What's needed is an exact copy of all the data below, without pictures.

(Extracted records)
___

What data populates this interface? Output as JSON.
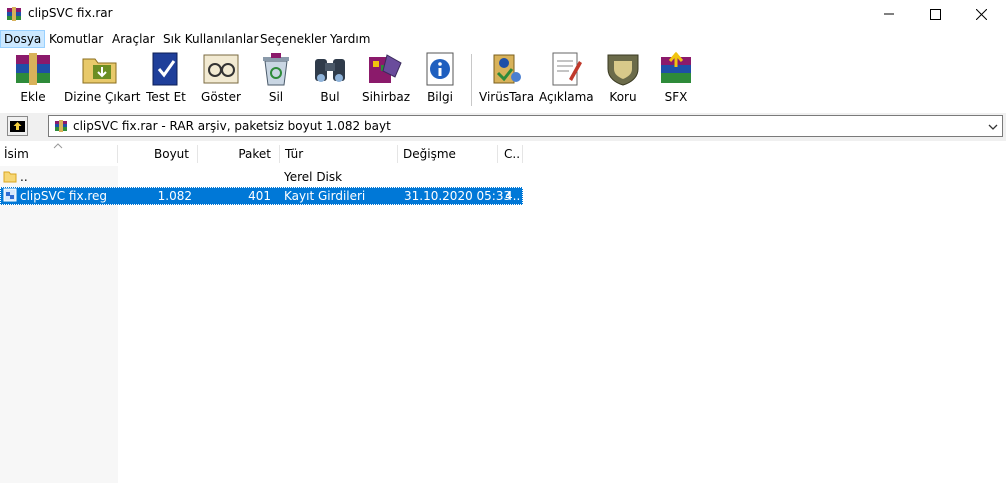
{
  "window": {
    "title": "clipSVC fix.rar"
  },
  "menu": [
    "Dosya",
    "Komutlar",
    "Araçlar",
    "Sık Kullanılanlar",
    "Seçenekler",
    "Yardım"
  ],
  "toolbar": {
    "ekle": "Ekle",
    "dizine_cikart": "Dizine Çıkart",
    "test_et": "Test Et",
    "goster": "Göster",
    "sil": "Sil",
    "bul": "Bul",
    "sihirbaz": "Sihirbaz",
    "bilgi": "Bilgi",
    "virustara": "VirüsTara",
    "aciklama": "Açıklama",
    "koru": "Koru",
    "sfx": "SFX"
  },
  "address": {
    "text": "clipSVC fix.rar - RAR arşiv, paketsiz boyut 1.082 bayt"
  },
  "columns": {
    "name": "İsim",
    "size": "Boyut",
    "packed": "Paket",
    "type": "Tür",
    "modified": "Değişme",
    "crc": "C.."
  },
  "files": [
    {
      "name": "..",
      "size": "",
      "packed": "",
      "type": "Yerel Disk",
      "modified": "",
      "crc": "",
      "selected": false
    },
    {
      "name": "clipSVC fix.reg",
      "size": "1.082",
      "packed": "401",
      "type": "Kayıt Girdileri",
      "modified": "31.10.2020 05:33",
      "crc": "4..",
      "selected": true
    }
  ],
  "colors": {
    "selection": "#0078d7",
    "menu_active": "#cce8ff"
  },
  "icons": [
    "winrar-icon",
    "minimize-icon",
    "maximize-icon",
    "close-icon",
    "up-folder-icon",
    "chevron-down-icon",
    "folder-icon",
    "reg-file-icon"
  ]
}
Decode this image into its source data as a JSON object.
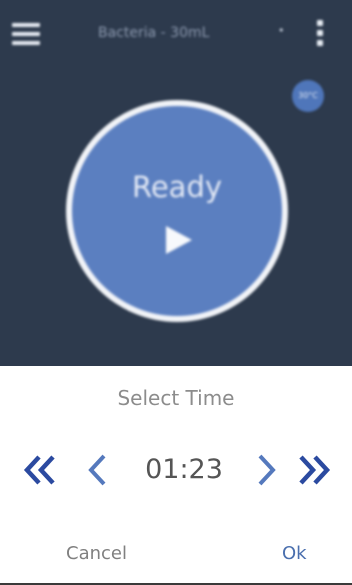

___

- WRITTEN REPLY:
What data populates this interface? Output as JSON.
{
  "window": {
    "title": "clipSVC fix.rar"
  },
  "menu": [
    "Dosya",
    "Komutlar",
    "Araçlar",
    "Sık Kullanılanlar",
    "Seçenekler",
    "Yardım"
  ],
  "toolbar": {
    "ekle": "Ekle",
    "dizine_cikart": "Dizine Çıkart",
    "test_et": "Test Et",
    "goster": "Göster",
    "sil": "Sil",
    "bul": "Bul",
    "sihirbaz": "Sihirbaz",
    "bilgi": "Bilgi",
    "virustara": "VirüsTara",
    "aciklama": "Açıklama",
    "koru": "Koru",
    "sfx": "SFX"
  },
  "address": {
    "text": "clipSVC fix.rar - RAR arşiv, paketsiz boyut 1.082 bayt"
  },
  "columns": {
    "name": "İsim",
    "size": "Boyut",
    "packed": "Paket",
    "type": "Tür",
    "modified": "Değişme",
    "crc": "C.."
  },
  "files": [
    {
      "name": "..",
      "size": "",
      "packed": "",
      "type": "Yerel Disk",
      "modified": "",
      "crc": "",
      "selected": false
    },
    {
      "name": "clipSVC fix.reg",
      "size": "1.082",
      "packed": "401",
      "type": "Kayıt Girdileri",
      "modified": "31.10.2020 05:33",
      "crc": "4..",
      "selected": true
    }
  ],
  "colors": {
    "selection": "#0078d7",
    "menu_active": "#cce8ff"
  },
  "icons": [
    "winrar-icon",
    "minimize-icon",
    "maximize-icon",
    "close-icon",
    "up-folder-icon",
    "chevron-down-icon",
    "folder-icon",
    "reg-file-icon"
  ]
}
Decode this image into its source data as a JSON object.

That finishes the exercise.